- Do this -
Skip any picture you find and retype all the remaining lines exactly.

- Material to process -
******
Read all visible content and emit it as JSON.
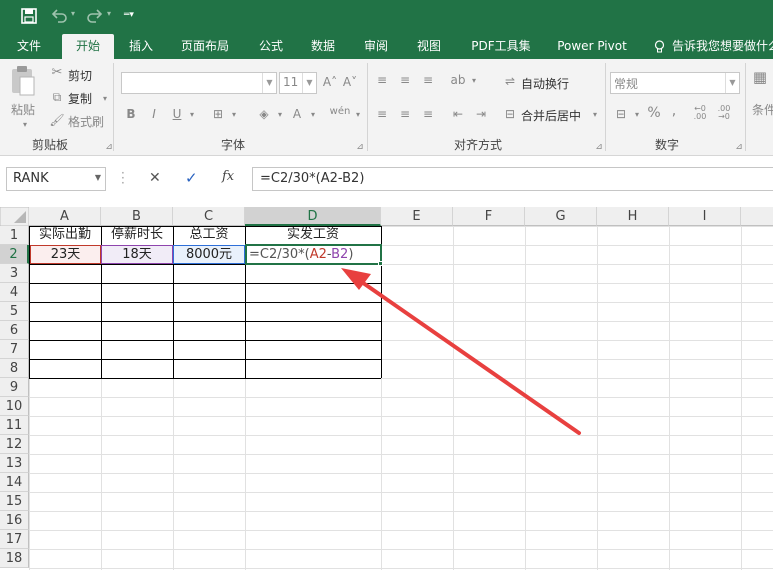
{
  "colors": {
    "accent": "#217346",
    "arrow": "#e8403f",
    "ref_a2": "#c0392b",
    "ref_b2": "#8e44ad",
    "ref_c2": "#2e6fd8"
  },
  "tabs": [
    "文件",
    "开始",
    "插入",
    "页面布局",
    "公式",
    "数据",
    "审阅",
    "视图",
    "PDF工具集",
    "Power Pivot"
  ],
  "tell_me": "告诉我您想要做什么",
  "ribbon": {
    "paste": "粘贴",
    "cut": "剪切",
    "copy": "复制",
    "format_painter": "格式刷",
    "clipboard": "剪贴板",
    "font_size": "11",
    "font": "字体",
    "wrap_text": "自动换行",
    "merge_center": "合并后居中",
    "alignment": "对齐方式",
    "number_format": "常规",
    "number": "数字",
    "percent": "%",
    "comma": ",",
    "conditional": "条件"
  },
  "formula_bar": {
    "name_box": "RANK",
    "cancel": "✕",
    "enter": "✓",
    "fx": "fx",
    "formula": "=C2/30*(A2-B2)"
  },
  "sheet": {
    "columns": [
      "A",
      "B",
      "C",
      "D",
      "E",
      "F",
      "G",
      "H",
      "I"
    ],
    "rows": [
      "1",
      "2",
      "3",
      "4",
      "5",
      "6",
      "7",
      "8",
      "9",
      "10",
      "11",
      "12",
      "13",
      "14",
      "15",
      "16",
      "17",
      "18"
    ],
    "header_row": [
      "实际出勤",
      "停薪时长",
      "总工资",
      "实发工资"
    ],
    "data_row": [
      "23天",
      "18天",
      "8000元"
    ],
    "formula_parts": [
      "=C2/30*(",
      "A2",
      "-",
      "B2",
      ")"
    ]
  }
}
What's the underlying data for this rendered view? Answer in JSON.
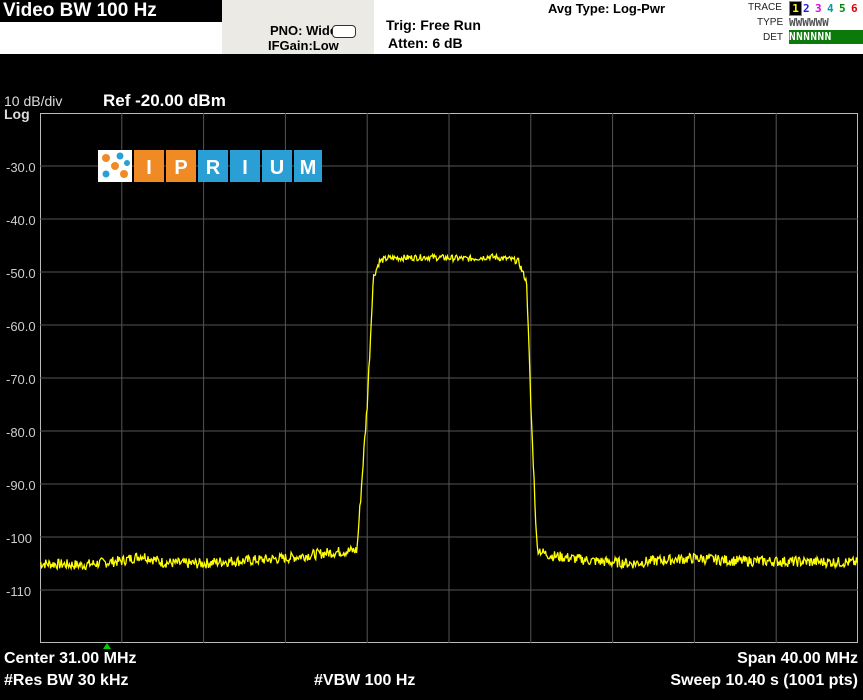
{
  "header": {
    "title": "Video BW 100 Hz",
    "pno": "PNO: Wide",
    "ifgain": "IFGain:Low",
    "trig": "Trig: Free Run",
    "atten": "Atten: 6 dB",
    "avg_type": "Avg Type: Log-Pwr"
  },
  "trace_panel": {
    "trace_label": "TRACE",
    "type_label": "TYPE",
    "det_label": "DET",
    "traces": [
      "1",
      "2",
      "3",
      "4",
      "5",
      "6"
    ],
    "trace_colors": [
      "#c9c900",
      "#2222dd",
      "#dd00dd",
      "#00a0a0",
      "#008800",
      "#dd0000"
    ],
    "type_value": "WWWWWW",
    "det_value": "NNNNNN"
  },
  "display": {
    "scale": "10 dB/div",
    "scale_type": "Log",
    "ref_level": "Ref -20.00 dBm",
    "y_ticks": [
      "-30.0",
      "-40.0",
      "-50.0",
      "-60.0",
      "-70.0",
      "-80.0",
      "-90.0",
      "-100",
      "-110"
    ]
  },
  "logo": {
    "letters": [
      "I",
      "P",
      "R",
      "I",
      "U",
      "M"
    ],
    "colors": [
      "#f08a24",
      "#f08a24",
      "#2a9fd6",
      "#2a9fd6",
      "#2a9fd6",
      "#2a9fd6"
    ]
  },
  "footer": {
    "center": "Center 31.00 MHz",
    "span": "Span 40.00 MHz",
    "res_bw": "#Res BW 30 kHz",
    "vbw": "#VBW 100 Hz",
    "sweep": "Sweep  10.40 s (1001 pts)"
  },
  "chart_data": {
    "type": "line",
    "x_center_mhz": 31.0,
    "x_span_mhz": 40.0,
    "ylim": [
      -120,
      -20
    ],
    "trace_color": "#ffff00",
    "grid": true,
    "series": [
      {
        "x": [
          11,
          13,
          15,
          16,
          17,
          18,
          19,
          20,
          21,
          23,
          25,
          26.5,
          27,
          27.3,
          27.6,
          28,
          30,
          32,
          33,
          34,
          34.4,
          34.8,
          35.0,
          35.3,
          35.6,
          36,
          38,
          40,
          41,
          43,
          45,
          47,
          49,
          51
        ],
        "y": [
          -105,
          -105.3,
          -104.5,
          -103.5,
          -104.8,
          -105,
          -105,
          -104.6,
          -104.5,
          -104,
          -103,
          -102.5,
          -75,
          -51,
          -48,
          -47.4,
          -47.2,
          -47.5,
          -47.1,
          -47.6,
          -48,
          -52,
          -75,
          -102,
          -103,
          -103.5,
          -104.5,
          -105,
          -104.5,
          -104,
          -104.5,
          -104.6,
          -104.7,
          -104.8
        ]
      }
    ]
  }
}
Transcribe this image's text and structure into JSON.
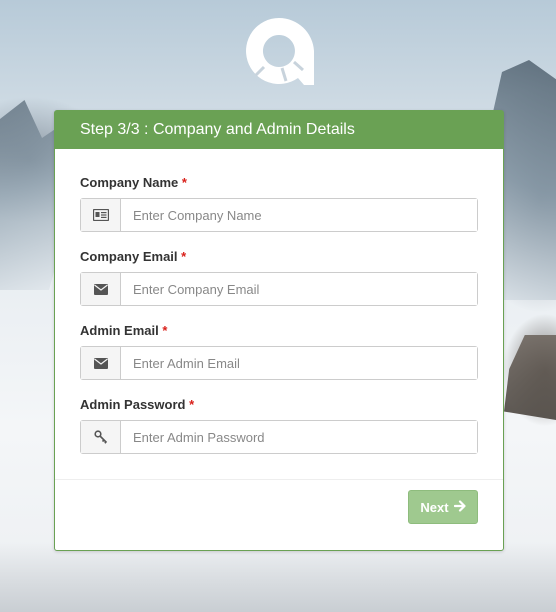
{
  "header": {
    "title": "Step 3/3 : Company and Admin Details"
  },
  "required_marker": "*",
  "fields": [
    {
      "label": "Company Name",
      "placeholder": "Enter Company Name",
      "icon": "id-card-icon",
      "value": ""
    },
    {
      "label": "Company Email",
      "placeholder": "Enter Company Email",
      "icon": "envelope-icon",
      "value": ""
    },
    {
      "label": "Admin Email",
      "placeholder": "Enter Admin Email",
      "icon": "envelope-icon",
      "value": ""
    },
    {
      "label": "Admin Password",
      "placeholder": "Enter Admin Password",
      "icon": "key-icon",
      "value": ""
    }
  ],
  "footer": {
    "next_label": "Next",
    "next_icon": "arrow-right-icon"
  },
  "colors": {
    "brand_green": "#6aa154",
    "button_disabled_green": "#9fc98f",
    "required_red": "#d9201a"
  },
  "logo": {
    "icon": "logo-icon"
  }
}
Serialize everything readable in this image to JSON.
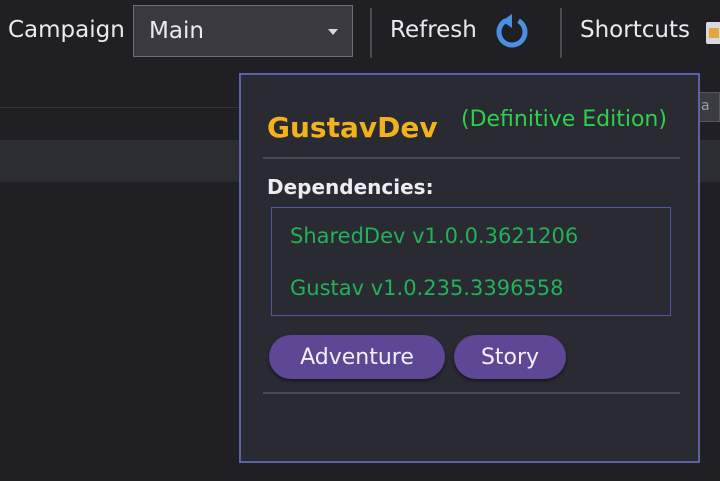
{
  "toolbar": {
    "campaign_label": "Campaign",
    "campaign_value": "Main",
    "refresh_label": "Refresh",
    "shortcuts_label": "Shortcuts"
  },
  "side_panel": {
    "peek_text": "a"
  },
  "popup": {
    "title": "GustavDev",
    "edition": "(Definitive Edition)",
    "dependencies_label": "Dependencies:",
    "dependencies": [
      "SharedDev v1.0.0.3621206",
      "Gustav v1.0.235.3396558"
    ],
    "tags": [
      "Adventure",
      "Story"
    ]
  },
  "colors": {
    "title": "#f2b21c",
    "edition": "#2cd14a",
    "dependency": "#22b257",
    "tag_bg": "#5e4795",
    "popup_border": "#5a62a8",
    "refresh_icon": "#4a90e2"
  },
  "icons": {
    "refresh": "refresh-icon",
    "shortcuts": "shortcut-icon",
    "dropdown": "chevron-down-icon"
  }
}
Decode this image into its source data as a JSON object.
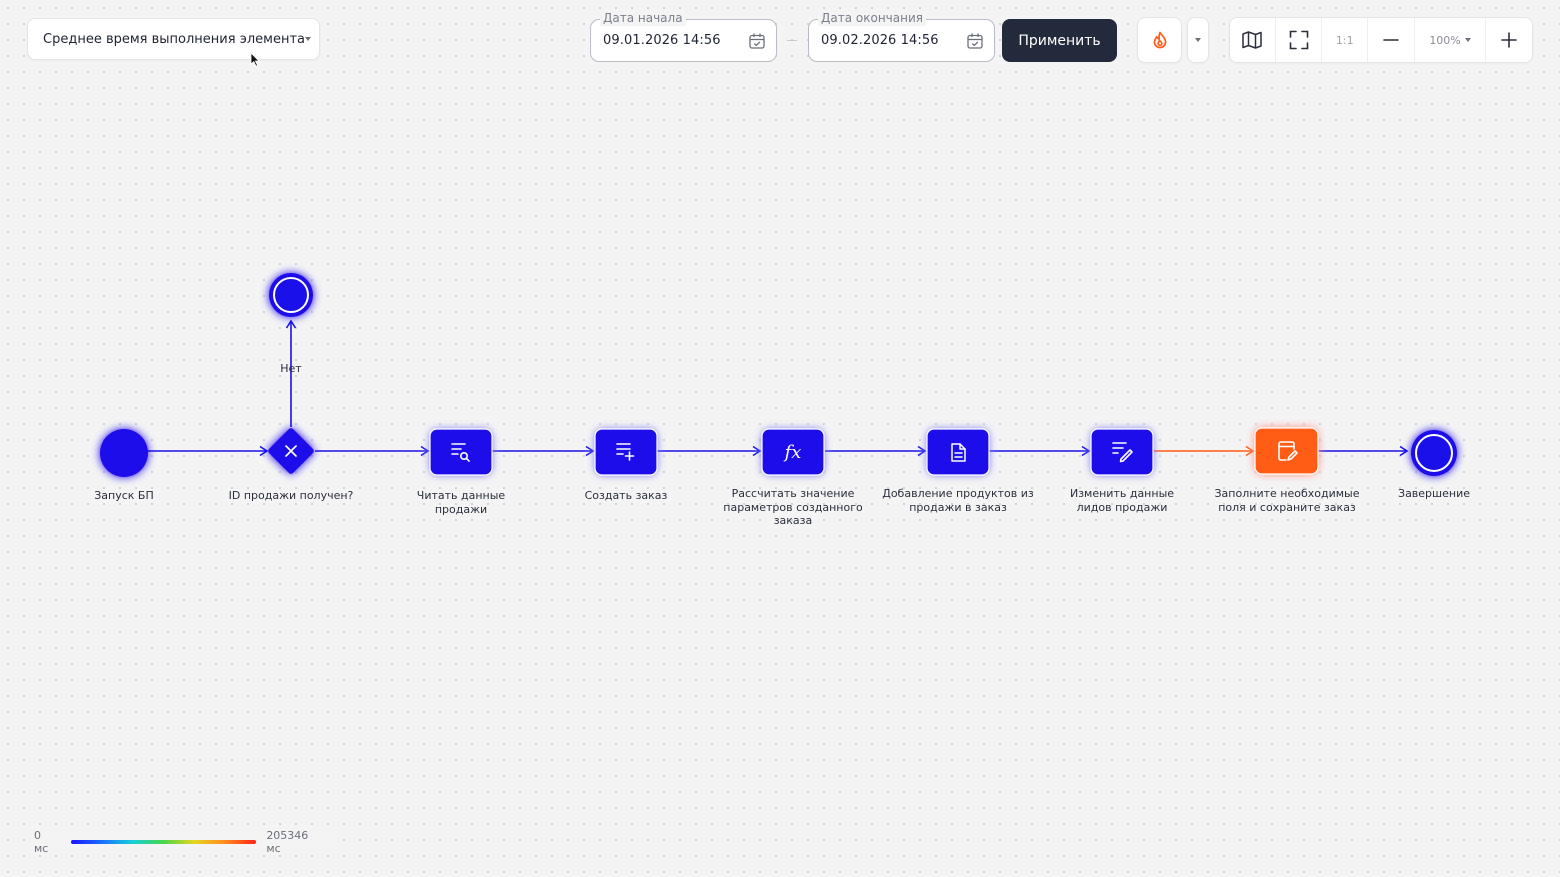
******
- Answer to the task -
Read all visible content and emit it as JSON.
{
  "colors": {
    "accent": "#217346",
    "arrow": "#e8403f",
    "ref_a2": "#c0392b",
    "ref_b2": "#8e44ad",
    "ref_c2": "#2e6fd8"
  },
  "tabs": [
    "文件",
    "开始",
    "插入",
    "页面布局",
    "公式",
    "数据",
    "审阅",
    "视图",
    "PDF工具集",
    "Power Pivot"
  ],
  "tell_me": "告诉我您想要做什么",
  "ribbon": {
    "paste": "粘贴",
    "cut": "剪切",
    "copy": "复制",
    "format_painter": "格式刷",
    "clipboard": "剪贴板",
    "font_size": "11",
    "font": "字体",
    "wrap_text": "自动换行",
    "merge_center": "合并后居中",
    "alignment": "对齐方式",
    "number_format": "常规",
    "number": "数字",
    "percent": "%",
    "comma": ",",
    "conditional": "条件"
  },
  "formula_bar": {
    "name_box": "RANK",
    "cancel": "✕",
    "enter": "✓",
    "fx": "fx",
    "formula": "=C2/30*(A2-B2)"
  },
  "sheet": {
    "columns": [
      "A",
      "B",
      "C",
      "D",
      "E",
      "F",
      "G",
      "H",
      "I"
    ],
    "rows": [
      "1",
      "2",
      "3",
      "4",
      "5",
      "6",
      "7",
      "8",
      "9",
      "10",
      "11",
      "12",
      "13",
      "14",
      "15",
      "16",
      "17",
      "18"
    ],
    "header_row": [
      "实际出勤",
      "停薪时长",
      "总工资",
      "实发工资"
    ],
    "data_row": [
      "23天",
      "18天",
      "8000元"
    ],
    "formula_parts": [
      "=C2/30*(",
      "A2",
      "-",
      "B2",
      ")"
    ]
  }
}
What's the underlying data for this rendered view? Answer in JSON.
{
  "header": {
    "title": "Video BW 100 Hz",
    "pno": "PNO: Wide",
    "ifgain": "IFGain:Low",
    "trig": "Trig: Free Run",
    "atten": "Atten: 6 dB",
    "avg_type": "Avg Type: Log-Pwr"
  },
  "trace_panel": {
    "trace_label": "TRACE",
    "type_label": "TYPE",
    "det_label": "DET",
    "traces": [
      "1",
      "2",
      "3",
      "4",
      "5",
      "6"
    ],
    "trace_colors": [
      "#c9c900",
      "#2222dd",
      "#dd00dd",
      "#00a0a0",
      "#008800",
      "#dd0000"
    ],
    "type_value": "WWWWWW",
    "det_value": "NNNNNN"
  },
  "display": {
    "scale": "10 dB/div",
    "scale_type": "Log",
    "ref_level": "Ref -20.00 dBm",
    "y_ticks": [
      "-30.0",
      "-40.0",
      "-50.0",
      "-60.0",
      "-70.0",
      "-80.0",
      "-90.0",
      "-100",
      "-110"
    ]
  },
  "logo": {
    "letters": [
      "I",
      "P",
      "R",
      "I",
      "U",
      "M"
    ],
    "colors": [
      "#f08a24",
      "#f08a24",
      "#2a9fd6",
      "#2a9fd6",
      "#2a9fd6",
      "#2a9fd6"
    ]
  },
  "footer": {
    "center": "Center 31.00 MHz",
    "span": "Span 40.00 MHz",
    "res_bw": "#Res BW 30 kHz",
    "vbw": "#VBW 100 Hz",
    "sweep": "Sweep  10.40 s (1001 pts)"
  },
  "chart_data": {
    "type": "line",
    "x_center_mhz": 31.0,
    "x_span_mhz": 40.0,
    "ylim": [
      -120,
      -20
    ],
    "trace_color": "#ffff00",
    "grid": true,
    "series": [
      {
        "x": [
          11,
          13,
          15,
          16,
          17,
          18,
          19,
          20,
          21,
          23,
          25,
          26.5,
          27,
          27.3,
          27.6,
          28,
          30,
          32,
          33,
          34,
          34.4,
          34.8,
          35.0,
          35.3,
          35.6,
          36,
          38,
          40,
          41,
          43,
          45,
          47,
          49,
          51
        ],
        "y": [
          -105,
          -105.3,
          -104.5,
          -103.5,
          -104.8,
          -105,
          -105,
          -104.6,
          -104.5,
          -104,
          -103,
          -102.5,
          -75,
          -51,
          -48,
          -47.4,
          -47.2,
          -47.5,
          -47.1,
          -47.6,
          -48,
          -52,
          -75,
          -102,
          -103,
          -103.5,
          -104.5,
          -105,
          -104.5,
          -104,
          -104.5,
          -104.6,
          -104.7,
          -104.8
        ]
      }
    ]
  }
}
Transcribe this image's text and structure into JSON.
{
  "header": {
    "title": "Step 3/3 : Company and Admin Details"
  },
  "required_marker": "*",
  "fields": [
    {
      "label": "Company Name",
      "placeholder": "Enter Company Name",
      "icon": "id-card-icon",
      "value": ""
    },
    {
      "label": "Company Email",
      "placeholder": "Enter Company Email",
      "icon": "envelope-icon",
      "value": ""
    },
    {
      "label": "Admin Email",
      "placeholder": "Enter Admin Email",
      "icon": "envelope-icon",
      "value": ""
    },
    {
      "label": "Admin Password",
      "placeholder": "Enter Admin Password",
      "icon": "key-icon",
      "value": ""
    }
  ],
  "footer": {
    "next_label": "Next",
    "next_icon": "arrow-right-icon"
  },
  "colors": {
    "brand_green": "#6aa154",
    "button_disabled_green": "#9fc98f",
    "required_red": "#d9201a"
  },
  "logo": {
    "icon": "logo-icon"
  }
}
Serialize everything readable in this image to JSON.
{
  "toolbar": {
    "campaign_label": "Campaign",
    "campaign_value": "Main",
    "refresh_label": "Refresh",
    "shortcuts_label": "Shortcuts"
  },
  "side_panel": {
    "peek_text": "a"
  },
  "popup": {
    "title": "GustavDev",
    "edition": "(Definitive Edition)",
    "dependencies_label": "Dependencies:",
    "dependencies": [
      "SharedDev v1.0.0.3621206",
      "Gustav v1.0.235.3396558"
    ],
    "tags": [
      "Adventure",
      "Story"
    ]
  },
  "colors": {
    "title": "#f2b21c",
    "edition": "#2cd14a",
    "dependency": "#22b257",
    "tag_bg": "#5e4795",
    "popup_border": "#5a62a8",
    "refresh_icon": "#4a90e2"
  },
  "icons": {
    "refresh": "refresh-icon",
    "shortcuts": "shortcut-icon",
    "dropdown": "chevron-down-icon"
  }
}
Decode this image into its source data as a JSON object.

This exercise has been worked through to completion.